◆ Goal
Copy everything in the listing below word for word, apart from any images.

◆ Input data
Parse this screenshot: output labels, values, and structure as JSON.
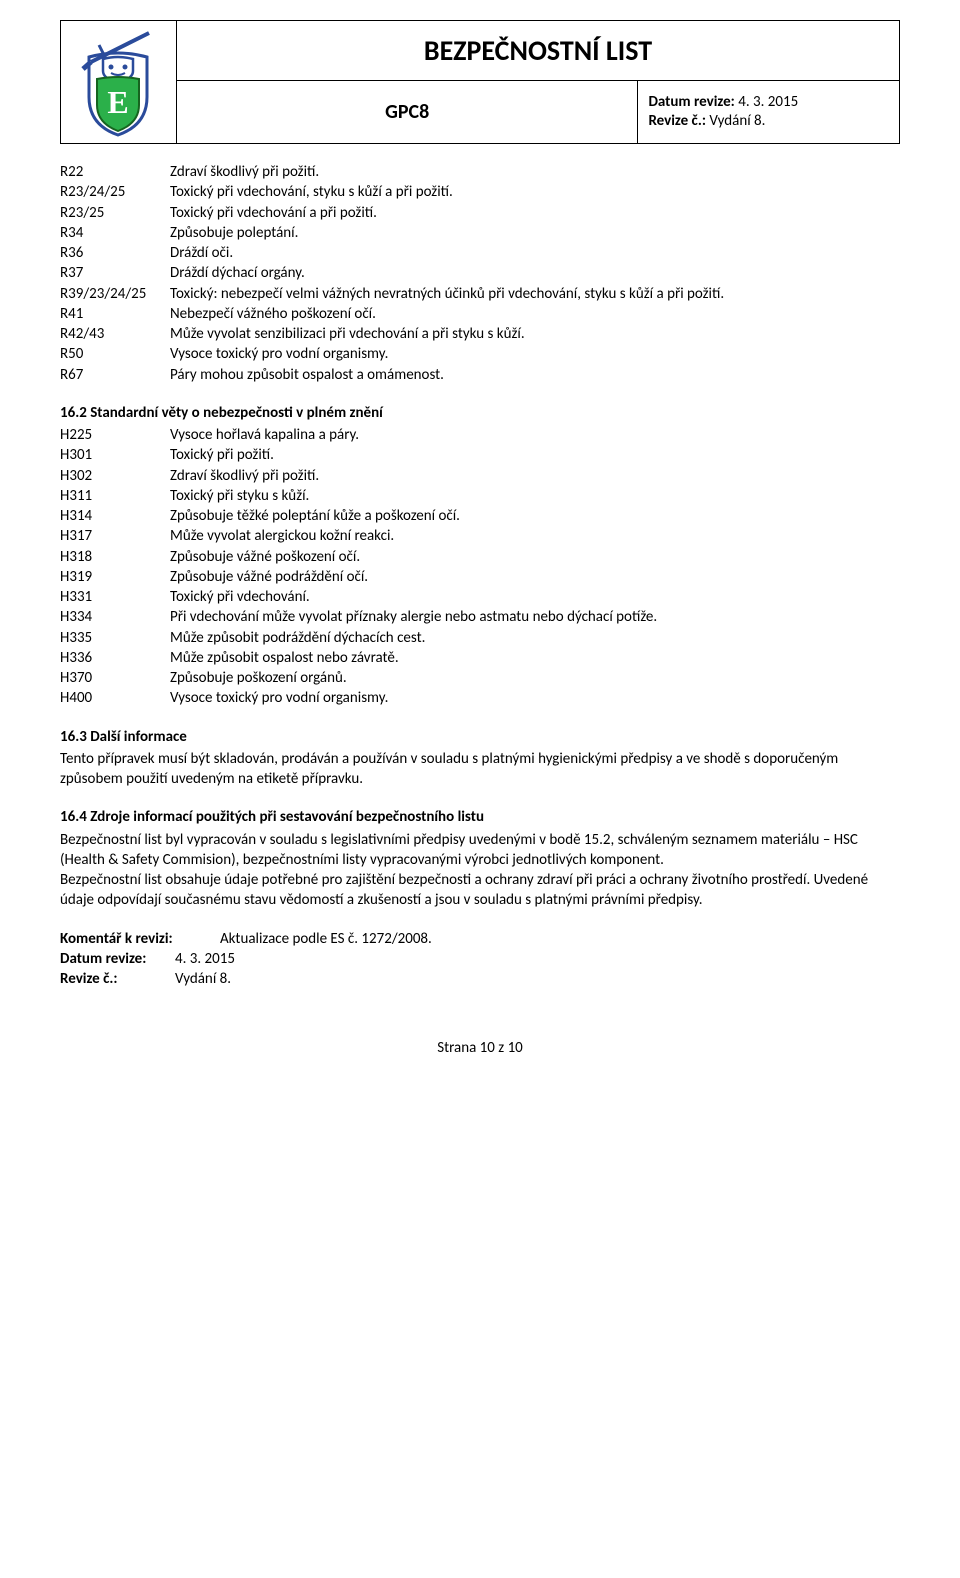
{
  "header": {
    "title": "BEZPEČNOSTNÍ LIST",
    "code": "GPC8",
    "revision_date_label": "Datum revize:",
    "revision_date": "4. 3. 2015",
    "revision_no_label": "Revize č.:",
    "revision_no": "Vydání 8."
  },
  "r_phrases": [
    {
      "code": "R22",
      "text": "Zdraví škodlivý při požití."
    },
    {
      "code": "R23/24/25",
      "text": "Toxický při vdechování, styku s kůží a při požití."
    },
    {
      "code": "R23/25",
      "text": "Toxický při vdechování a při požití."
    },
    {
      "code": "R34",
      "text": "Způsobuje poleptání."
    },
    {
      "code": "R36",
      "text": "Dráždí oči."
    },
    {
      "code": "R37",
      "text": "Dráždí dýchací orgány."
    },
    {
      "code": "R39/23/24/25",
      "text": "Toxický: nebezpečí velmi vážných nevratných účinků při vdechování, styku s kůží a při požití."
    },
    {
      "code": "R41",
      "text": "Nebezpečí vážného poškození očí."
    },
    {
      "code": "R42/43",
      "text": "Může vyvolat senzibilizaci při vdechování a při styku s kůží."
    },
    {
      "code": "R50",
      "text": "Vysoce toxický pro vodní organismy."
    },
    {
      "code": "R67",
      "text": "Páry mohou způsobit ospalost a omámenost."
    }
  ],
  "section_16_2": {
    "heading": "16.2  Standardní věty o nebezpečnosti v plném znění",
    "items": [
      {
        "code": "H225",
        "text": "Vysoce hořlavá kapalina a páry."
      },
      {
        "code": "H301",
        "text": "Toxický při požití."
      },
      {
        "code": "H302",
        "text": "Zdraví škodlivý při požití."
      },
      {
        "code": "H311",
        "text": "Toxický při styku s kůží."
      },
      {
        "code": "H314",
        "text": "Způsobuje těžké poleptání kůže a poškození očí."
      },
      {
        "code": "H317",
        "text": "Může vyvolat alergickou kožní reakci."
      },
      {
        "code": "H318",
        "text": "Způsobuje vážné poškození očí."
      },
      {
        "code": "H319",
        "text": "Způsobuje vážné podráždění očí."
      },
      {
        "code": "H331",
        "text": "Toxický při vdechování."
      },
      {
        "code": "H334",
        "text": "Při vdechování může vyvolat příznaky alergie nebo astmatu nebo dýchací potíže."
      },
      {
        "code": "H335",
        "text": "Může způsobit podráždění dýchacích cest."
      },
      {
        "code": "H336",
        "text": "Může způsobit ospalost nebo závratě."
      },
      {
        "code": "H370",
        "text": "Způsobuje poškození orgánů."
      },
      {
        "code": "H400",
        "text": "Vysoce toxický pro vodní organismy."
      }
    ]
  },
  "section_16_3": {
    "heading": "16.3  Další informace",
    "text": "Tento přípravek musí být skladován, prodáván a používán v souladu s platnými hygienickými předpisy a ve shodě s doporučeným způsobem použití uvedeným na etiketě přípravku."
  },
  "section_16_4": {
    "heading": "16.4  Zdroje informací použitých při sestavování bezpečnostního listu",
    "para1": "Bezpečnostní list byl vypracován v souladu s legislativními předpisy uvedenými v bodě 15.2, schváleným seznamem materiálu – HSC (Health & Safety Commision), bezpečnostními listy vypracovanými výrobci jednotlivých komponent.",
    "para2": "Bezpečnostní list obsahuje údaje potřebné pro zajištění bezpečnosti a ochrany zdraví při práci a ochrany životního prostředí. Uvedené údaje odpovídají současnému stavu vědomostí a zkušeností a jsou v souladu s platnými právními předpisy."
  },
  "footer": {
    "comment_label": "Komentář k revizi:",
    "comment": "Aktualizace podle ES č. 1272/2008.",
    "date_label": "Datum revize:",
    "date": "4. 3. 2015",
    "rev_label": "Revize č.:",
    "rev": "Vydání 8."
  },
  "page_number": "Strana 10 z 10",
  "logo_colors": {
    "shield_outer": "#2a4b9b",
    "shield_green": "#2bb04a",
    "sword": "#2a4b9b"
  }
}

◆ Response to the exercise
Parse this screenshot: output labels, values, and structure as JSON.
{
  "header": {
    "title": "BEZPEČNOSTNÍ LIST",
    "code": "GPC8",
    "revision_date_label": "Datum revize:",
    "revision_date": "4. 3. 2015",
    "revision_no_label": "Revize č.:",
    "revision_no": "Vydání 8."
  },
  "r_phrases": [
    {
      "code": "R22",
      "text": "Zdraví škodlivý při požití."
    },
    {
      "code": "R23/24/25",
      "text": "Toxický při vdechování, styku s kůží a při požití."
    },
    {
      "code": "R23/25",
      "text": "Toxický při vdechování a při požití."
    },
    {
      "code": "R34",
      "text": "Způsobuje poleptání."
    },
    {
      "code": "R36",
      "text": "Dráždí oči."
    },
    {
      "code": "R37",
      "text": "Dráždí dýchací orgány."
    },
    {
      "code": "R39/23/24/25",
      "text": "Toxický: nebezpečí velmi vážných nevratných účinků při vdechování, styku s kůží a při požití."
    },
    {
      "code": "R41",
      "text": "Nebezpečí vážného poškození očí."
    },
    {
      "code": "R42/43",
      "text": "Může vyvolat senzibilizaci při vdechování a při styku s kůží."
    },
    {
      "code": "R50",
      "text": "Vysoce toxický pro vodní organismy."
    },
    {
      "code": "R67",
      "text": "Páry mohou způsobit ospalost a omámenost."
    }
  ],
  "section_16_2": {
    "heading": "16.2  Standardní věty o nebezpečnosti v plném znění",
    "items": [
      {
        "code": "H225",
        "text": "Vysoce hořlavá kapalina a páry."
      },
      {
        "code": "H301",
        "text": "Toxický při požití."
      },
      {
        "code": "H302",
        "text": "Zdraví škodlivý při požití."
      },
      {
        "code": "H311",
        "text": "Toxický při styku s kůží."
      },
      {
        "code": "H314",
        "text": "Způsobuje těžké poleptání kůže a poškození očí."
      },
      {
        "code": "H317",
        "text": "Může vyvolat alergickou kožní reakci."
      },
      {
        "code": "H318",
        "text": "Způsobuje vážné poškození očí."
      },
      {
        "code": "H319",
        "text": "Způsobuje vážné podráždění očí."
      },
      {
        "code": "H331",
        "text": "Toxický při vdechování."
      },
      {
        "code": "H334",
        "text": "Při vdechování může vyvolat příznaky alergie nebo astmatu nebo dýchací potíže."
      },
      {
        "code": "H335",
        "text": "Může způsobit podráždění dýchacích cest."
      },
      {
        "code": "H336",
        "text": "Může způsobit ospalost nebo závratě."
      },
      {
        "code": "H370",
        "text": "Způsobuje poškození orgánů."
      },
      {
        "code": "H400",
        "text": "Vysoce toxický pro vodní organismy."
      }
    ]
  },
  "section_16_3": {
    "heading": "16.3  Další informace",
    "text": "Tento přípravek musí být skladován, prodáván a používán v souladu s platnými hygienickými předpisy a ve shodě s doporučeným způsobem použití uvedeným na etiketě přípravku."
  },
  "section_16_4": {
    "heading": "16.4  Zdroje informací použitých při sestavování bezpečnostního listu",
    "para1": "Bezpečnostní list byl vypracován v souladu s legislativními předpisy uvedenými v bodě 15.2, schváleným seznamem materiálu – HSC (Health & Safety Commision), bezpečnostními listy vypracovanými výrobci jednotlivých komponent.",
    "para2": "Bezpečnostní list obsahuje údaje potřebné pro zajištění bezpečnosti a ochrany zdraví při práci a ochrany životního prostředí. Uvedené údaje odpovídají současnému stavu vědomostí a zkušeností a jsou v souladu s platnými právními předpisy."
  },
  "footer": {
    "comment_label": "Komentář k revizi:",
    "comment": "Aktualizace podle ES č. 1272/2008.",
    "date_label": "Datum revize:",
    "date": "4. 3. 2015",
    "rev_label": "Revize č.:",
    "rev": "Vydání 8."
  },
  "page_number": "Strana 10 z 10",
  "logo_colors": {
    "shield_outer": "#2a4b9b",
    "shield_green": "#2bb04a",
    "sword": "#2a4b9b"
  }
}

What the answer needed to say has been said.